- **Material supplied**
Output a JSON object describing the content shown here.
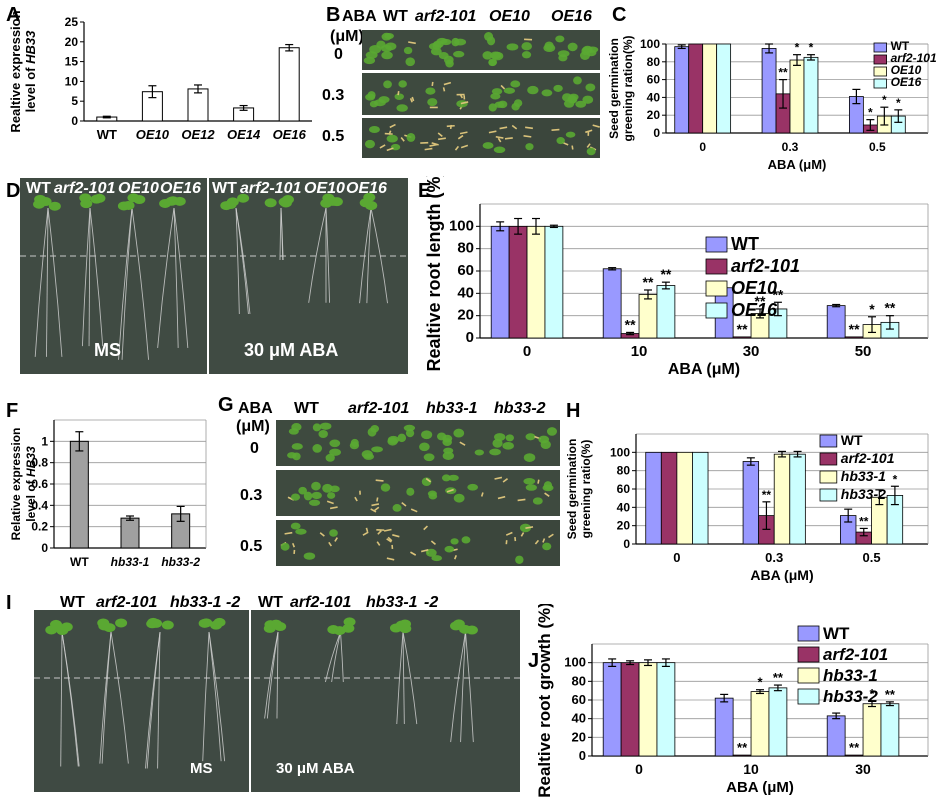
{
  "letters": {
    "A": "A",
    "B": "B",
    "C": "C",
    "D": "D",
    "E": "E",
    "F": "F",
    "G": "G",
    "H": "H",
    "I": "I",
    "J": "J"
  },
  "colors": {
    "wt": "#9999ff",
    "arf": "#993366",
    "oe10": "#ffffcc",
    "oe16": "#ccffff",
    "gray": "#a0a0a0",
    "plate": "#3d4a3e",
    "seedling": "#5aa832"
  },
  "panelB": {
    "header_unit_1": "ABA",
    "header_unit_2": "(μM)",
    "genotypes": [
      "WT",
      "arf2-101",
      "OE10",
      "OE16"
    ],
    "rows": [
      "0",
      "0.3",
      "0.5"
    ]
  },
  "panelG": {
    "header_unit_1": "ABA",
    "header_unit_2": "(μM)",
    "genotypes": [
      "WT",
      "arf2-101",
      "hb33-1",
      "hb33-2"
    ],
    "rows": [
      "0",
      "0.3",
      "0.5"
    ]
  },
  "panelD": {
    "left_genotypes": [
      "WT",
      "arf2-101",
      "OE10",
      "OE16"
    ],
    "right_genotypes": [
      "WT",
      "arf2-101",
      "OE10",
      "OE16"
    ],
    "left_cond": "MS",
    "right_cond": "30 μM ABA"
  },
  "panelI": {
    "left_genotypes": [
      "WT",
      "arf2-101",
      "hb33-1",
      "-2"
    ],
    "right_genotypes": [
      "WT",
      "arf2-101",
      "hb33-1",
      "-2"
    ],
    "left_cond": "MS",
    "right_cond": "30 μM ABA"
  },
  "chart_data": [
    {
      "id": "A",
      "type": "bar",
      "categories": [
        "WT",
        "OE10",
        "OE12",
        "OE14",
        "OE16"
      ],
      "values": [
        1,
        7.4,
        8.1,
        3.3,
        18.5
      ],
      "errors": [
        0.2,
        1.5,
        1.0,
        0.6,
        0.8
      ],
      "ylabel_1": "Realtive expression",
      "ylabel_2": "level of",
      "ylabel_gene": "HB33",
      "ylim": [
        0,
        25
      ],
      "yticks": [
        "0",
        "5",
        "10",
        "15",
        "20",
        "25"
      ]
    },
    {
      "id": "C",
      "type": "bar",
      "categories": [
        "0",
        "0.3",
        "0.5"
      ],
      "series": [
        {
          "name": "WT",
          "values": [
            97,
            95,
            41
          ],
          "errors": [
            2,
            5,
            8
          ]
        },
        {
          "name": "arf2-101",
          "values": [
            100,
            44,
            9
          ],
          "errors": [
            0,
            16,
            6
          ]
        },
        {
          "name": "OE10",
          "values": [
            100,
            82,
            19
          ],
          "errors": [
            0,
            6,
            10
          ]
        },
        {
          "name": "OE16",
          "values": [
            100,
            85,
            19
          ],
          "errors": [
            0,
            3,
            7
          ]
        }
      ],
      "stars": [
        {
          "cat": 1,
          "ser": 1,
          "text": "**"
        },
        {
          "cat": 1,
          "ser": 2,
          "text": "*"
        },
        {
          "cat": 1,
          "ser": 3,
          "text": "*"
        },
        {
          "cat": 2,
          "ser": 1,
          "text": "*"
        },
        {
          "cat": 2,
          "ser": 2,
          "text": "*"
        },
        {
          "cat": 2,
          "ser": 3,
          "text": "*"
        }
      ],
      "ylabel_1": "Seed germination",
      "ylabel_2": "greening ration(%)",
      "xlabel": "ABA (μM)",
      "ylim": [
        0,
        100
      ],
      "yticks": [
        "0",
        "20",
        "40",
        "60",
        "80",
        "100"
      ],
      "grid": true,
      "legend": "top-right"
    },
    {
      "id": "E",
      "type": "bar",
      "categories": [
        "0",
        "10",
        "30",
        "50"
      ],
      "series": [
        {
          "name": "WT",
          "values": [
            100,
            62,
            45,
            29
          ],
          "errors": [
            4,
            1,
            0,
            1
          ]
        },
        {
          "name": "arf2-101",
          "values": [
            100,
            4,
            1,
            1
          ],
          "errors": [
            7,
            1,
            0,
            0
          ]
        },
        {
          "name": "OE10",
          "values": [
            100,
            39,
            22,
            12
          ],
          "errors": [
            7,
            4,
            4,
            7
          ]
        },
        {
          "name": "OE16",
          "values": [
            100,
            47,
            26,
            14
          ],
          "errors": [
            1,
            3,
            6,
            6
          ]
        }
      ],
      "stars": [
        {
          "cat": 1,
          "ser": 1,
          "text": "**"
        },
        {
          "cat": 1,
          "ser": 2,
          "text": "**"
        },
        {
          "cat": 1,
          "ser": 3,
          "text": "**"
        },
        {
          "cat": 2,
          "ser": 1,
          "text": "**"
        },
        {
          "cat": 2,
          "ser": 2,
          "text": "**"
        },
        {
          "cat": 2,
          "ser": 3,
          "text": "**"
        },
        {
          "cat": 3,
          "ser": 1,
          "text": "**"
        },
        {
          "cat": 3,
          "ser": 2,
          "text": "*"
        },
        {
          "cat": 3,
          "ser": 3,
          "text": "**"
        }
      ],
      "ylabel": "Realtive root length (%)",
      "xlabel": "ABA (μM)",
      "ylim": [
        0,
        120
      ],
      "yticks": [
        "0",
        "20",
        "40",
        "60",
        "80",
        "100"
      ],
      "grid": true,
      "legend": "top-right"
    },
    {
      "id": "F",
      "type": "bar",
      "categories": [
        "WT",
        "hb33-1",
        "hb33-2"
      ],
      "values": [
        1.0,
        0.28,
        0.32
      ],
      "errors": [
        0.09,
        0.02,
        0.07
      ],
      "ylabel_1": "Relative expression",
      "ylabel_2": "level of",
      "ylabel_gene": "HB33",
      "ylim": [
        0,
        1.2
      ],
      "yticks": [
        "0",
        "0.2",
        "0.4",
        "0.6",
        "0.8",
        "1"
      ],
      "grid": true
    },
    {
      "id": "H",
      "type": "bar",
      "categories": [
        "0",
        "0.3",
        "0.5"
      ],
      "series": [
        {
          "name": "WT",
          "values": [
            100,
            90,
            31
          ],
          "errors": [
            0,
            4,
            7
          ]
        },
        {
          "name": "arf2-101",
          "values": [
            100,
            31,
            13
          ],
          "errors": [
            0,
            15,
            4
          ]
        },
        {
          "name": "hb33-1",
          "values": [
            100,
            98,
            51
          ],
          "errors": [
            0,
            3,
            8
          ]
        },
        {
          "name": "hb33-2",
          "values": [
            100,
            98,
            53
          ],
          "errors": [
            0,
            3,
            10
          ]
        }
      ],
      "stars": [
        {
          "cat": 1,
          "ser": 1,
          "text": "**"
        },
        {
          "cat": 2,
          "ser": 1,
          "text": "**"
        },
        {
          "cat": 2,
          "ser": 3,
          "text": "*"
        }
      ],
      "ylabel_1": "Seed germination",
      "ylabel_2": "greening ratio(%)",
      "xlabel": "ABA (μM)",
      "ylim": [
        0,
        120
      ],
      "yticks": [
        "0",
        "20",
        "40",
        "60",
        "80",
        "100"
      ],
      "grid": true,
      "legend": "top-right"
    },
    {
      "id": "J",
      "type": "bar",
      "categories": [
        "0",
        "10",
        "30"
      ],
      "series": [
        {
          "name": "WT",
          "values": [
            100,
            62,
            43
          ],
          "errors": [
            4,
            4,
            3
          ]
        },
        {
          "name": "arf2-101",
          "values": [
            100,
            1,
            1
          ],
          "errors": [
            2,
            0,
            0
          ]
        },
        {
          "name": "hb33-1",
          "values": [
            100,
            69,
            56
          ],
          "errors": [
            3,
            2,
            3
          ]
        },
        {
          "name": "hb33-2",
          "values": [
            100,
            73,
            56
          ],
          "errors": [
            4,
            3,
            2
          ]
        }
      ],
      "stars": [
        {
          "cat": 1,
          "ser": 1,
          "text": "**"
        },
        {
          "cat": 1,
          "ser": 2,
          "text": "*"
        },
        {
          "cat": 1,
          "ser": 3,
          "text": "**"
        },
        {
          "cat": 2,
          "ser": 1,
          "text": "**"
        },
        {
          "cat": 2,
          "ser": 2,
          "text": "*"
        },
        {
          "cat": 2,
          "ser": 3,
          "text": "**"
        }
      ],
      "ylabel": "Realtive root growth (%)",
      "xlabel": "ABA (μM)",
      "ylim": [
        0,
        120
      ],
      "yticks": [
        "0",
        "20",
        "40",
        "60",
        "80",
        "100"
      ],
      "grid": true,
      "legend": "top-right"
    }
  ]
}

- **Exercise aim**
Identify lines with the string "root". Copy each one.

- **Correct output**
      "ylabel": "Realtive root length (%)",
      "ylabel": "Realtive root growth (%)",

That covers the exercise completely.